Text shown

====

There had been a lot of coverage of
the story already, from the BBC and major American magazines, to The Age and ABC local radio in Hobart.
The media interest had begun soon after Saroo found his mother, brother and
sister in Khandwa, the small regional centre in Madhya Pradesh in the central
west of India that was his birthplace. Neighbours had initially joined in the
celebration, but word soon spread through the working class suburb of Ganesh
Talai where they lived, and then through the entire town, and before long
people were thronging in to see him, the small boy who had vanished so long ago
and come home as a grown man, from halfway around the world. The next day the local media was onto the
story, and word spread much farther afield, with crews flying in to cover the
story and take it to all corners of India. That was when the international
media got hold of it, and, ultimately, Penguin gained the rights for a book. It
had all happened in the space of just a few months.
‘I was pretty amazed,’ Saroo told
me, at our first recording session. He speaks with the laconic, matter-of-fact
delivery of many Australians. ‘It was obviously a big thing for me personally,
but I never could have imagined it would be of such interest to so many others.

====

Parts of the exercise
1 - Rewrite everything in the passage on Saroo's homecoming from "The media interest" down to "a few months.", putting "press" in place of "media".
2 - Carry on the account of Saroo's homecoming from its last sentence.

Data supplied
====

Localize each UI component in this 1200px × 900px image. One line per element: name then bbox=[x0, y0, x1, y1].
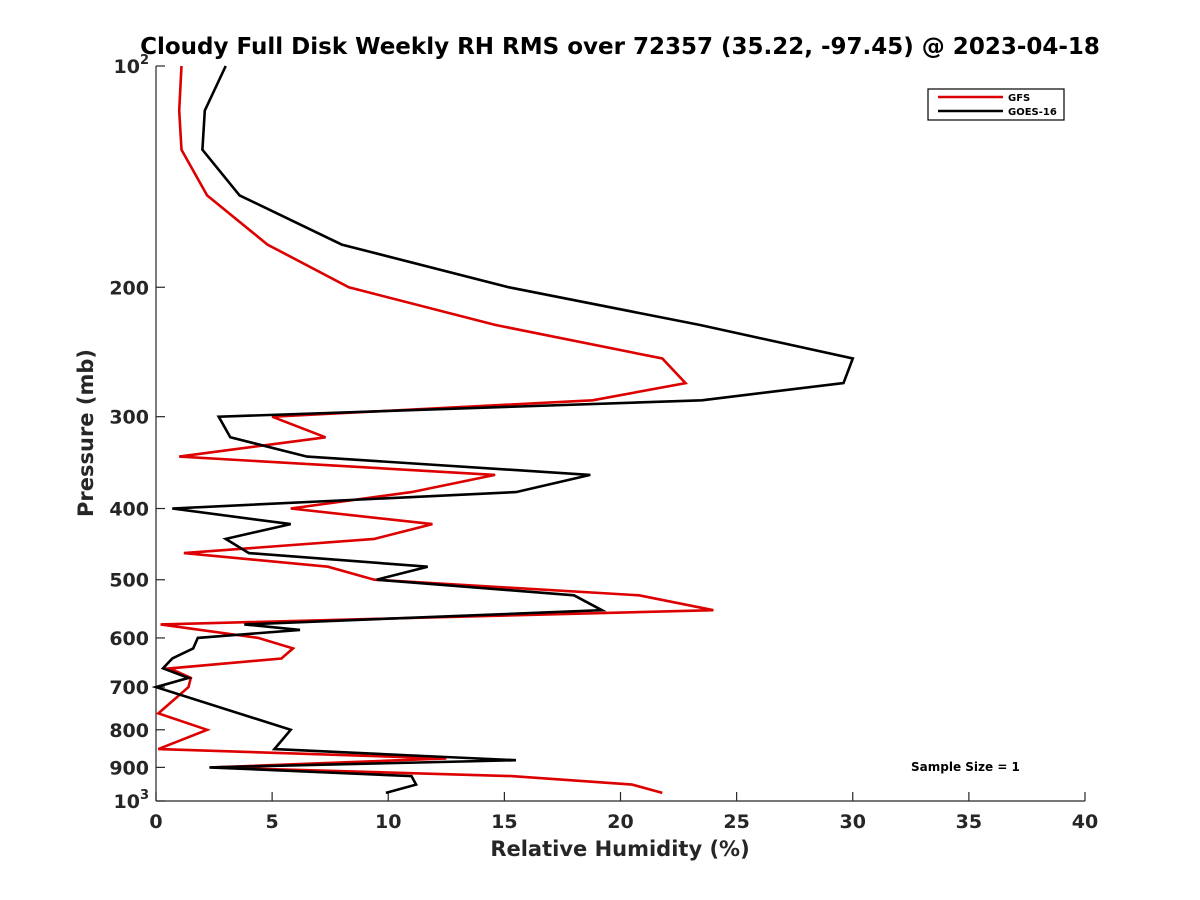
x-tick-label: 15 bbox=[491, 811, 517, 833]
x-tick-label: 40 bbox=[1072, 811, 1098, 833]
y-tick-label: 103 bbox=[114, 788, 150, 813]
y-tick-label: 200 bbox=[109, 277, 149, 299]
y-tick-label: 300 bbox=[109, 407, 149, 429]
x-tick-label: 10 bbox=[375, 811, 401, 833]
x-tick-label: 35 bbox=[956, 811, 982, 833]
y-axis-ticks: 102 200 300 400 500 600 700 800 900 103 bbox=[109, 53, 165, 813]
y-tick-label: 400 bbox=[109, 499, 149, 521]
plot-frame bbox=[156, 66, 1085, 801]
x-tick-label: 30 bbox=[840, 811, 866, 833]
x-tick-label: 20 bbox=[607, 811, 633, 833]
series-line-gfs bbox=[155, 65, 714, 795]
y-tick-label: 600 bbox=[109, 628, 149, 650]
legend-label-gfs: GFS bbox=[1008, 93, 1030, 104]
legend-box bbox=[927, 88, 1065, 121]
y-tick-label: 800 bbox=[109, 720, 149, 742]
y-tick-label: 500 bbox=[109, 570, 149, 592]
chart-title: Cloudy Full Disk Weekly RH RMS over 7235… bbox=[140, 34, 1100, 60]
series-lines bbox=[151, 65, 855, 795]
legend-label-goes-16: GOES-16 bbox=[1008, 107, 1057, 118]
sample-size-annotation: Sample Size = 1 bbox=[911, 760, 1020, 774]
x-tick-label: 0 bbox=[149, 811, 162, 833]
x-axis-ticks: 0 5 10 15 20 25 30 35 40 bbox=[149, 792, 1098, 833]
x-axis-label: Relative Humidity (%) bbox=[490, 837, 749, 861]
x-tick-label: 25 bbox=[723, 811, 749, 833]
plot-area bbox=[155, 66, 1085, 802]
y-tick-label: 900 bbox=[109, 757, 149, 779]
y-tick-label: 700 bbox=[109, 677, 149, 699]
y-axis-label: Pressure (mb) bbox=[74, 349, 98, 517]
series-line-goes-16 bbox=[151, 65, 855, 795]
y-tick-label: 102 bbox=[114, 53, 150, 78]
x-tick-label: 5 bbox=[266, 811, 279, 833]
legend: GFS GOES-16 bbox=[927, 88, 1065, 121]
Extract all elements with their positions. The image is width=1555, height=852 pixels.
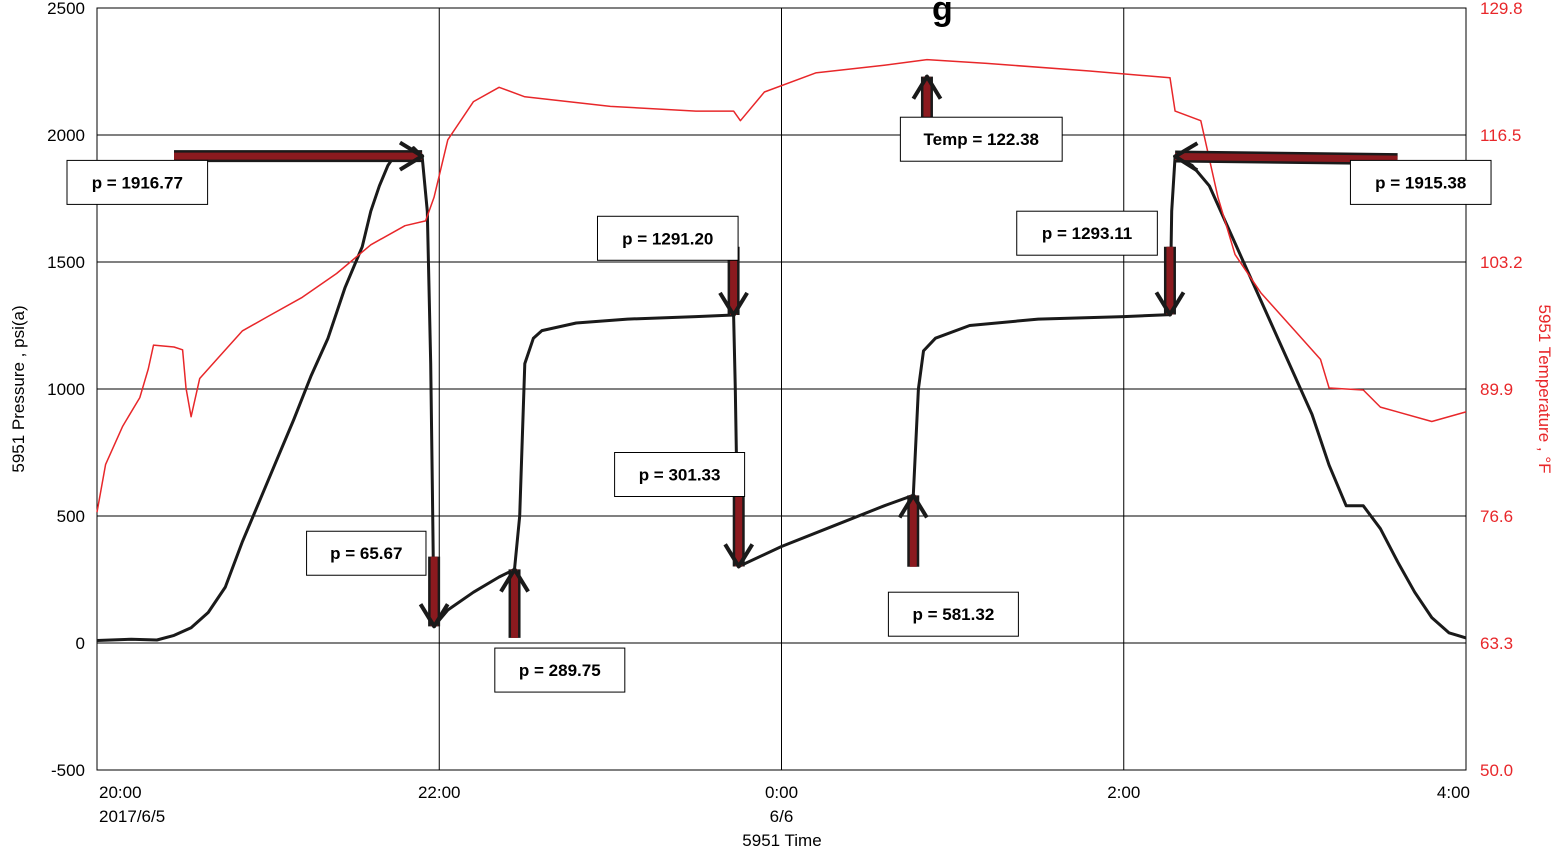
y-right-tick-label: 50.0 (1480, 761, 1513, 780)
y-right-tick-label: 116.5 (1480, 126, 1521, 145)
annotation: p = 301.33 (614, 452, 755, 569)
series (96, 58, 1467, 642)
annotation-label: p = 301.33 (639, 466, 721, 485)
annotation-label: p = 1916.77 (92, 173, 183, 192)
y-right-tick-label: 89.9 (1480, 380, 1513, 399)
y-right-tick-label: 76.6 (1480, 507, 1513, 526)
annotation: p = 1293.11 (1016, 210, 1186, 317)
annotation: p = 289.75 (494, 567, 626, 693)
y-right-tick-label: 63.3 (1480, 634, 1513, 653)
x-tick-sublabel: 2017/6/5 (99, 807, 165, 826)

====

Responses
1 -
The press interest had begun soon after Saroo found his mother, brother and
sister in Khandwa, the small regional centre in Madhya Pradesh in the central
west of India that was his birthplace. Neighbours had initially joined in the
celebration, but word soon spread through the working class suburb of Ganesh
Talai where they lived, and then through the entire town, and before long
people were thronging in to see him, the small boy who had vanished so long ago
and come home as a grown man, from halfway around the world. The next day the local press was onto the
story, and word spread much farther afield, with crews flying in to cover the
story and take it to all corners of India. That was when the international
press got hold of it, and, ultimately, Penguin gained the rights for a book. It
had all happened in the space of just a few months.

2 -
Sometimes I just had to go back to my hotel room in Khandwa to get away from
it, it was so intense.’
Now he was sitting in another hotel
room in Hobart, and telling the story again, only this time it would be the
account of his entire life, where he had grown up in Khandwa, and how he had
become lost on that fateful night, the train journey across India, survival on
the streets of Calcutta, and everything that followed.
I took the questioning back to his
earliest memories, his family, his mother and father. His father was Muslim,
and his mother Kamla was Hindu. He told me of the shocking day his father had
arrived home with another woman and said she was now his wife. Kamla and the
four children had to go and live elsewhere.
Saroo told me his
name was an Anglicised version of Sheru, which means “Lion”. I asked his
father’s surname, and he said it was Khan.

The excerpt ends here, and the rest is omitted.